** Begin Available data **

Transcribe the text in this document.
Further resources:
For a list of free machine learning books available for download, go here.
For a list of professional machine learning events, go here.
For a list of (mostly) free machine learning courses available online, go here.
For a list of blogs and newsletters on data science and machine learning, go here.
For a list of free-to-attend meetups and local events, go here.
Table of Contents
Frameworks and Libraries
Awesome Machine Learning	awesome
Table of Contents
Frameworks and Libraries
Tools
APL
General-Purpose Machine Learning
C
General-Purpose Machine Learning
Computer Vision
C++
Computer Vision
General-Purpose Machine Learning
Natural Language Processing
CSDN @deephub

** End Available data **

Give only the number of lines in the listing above that include the string "events".

● **Exercise output**: 2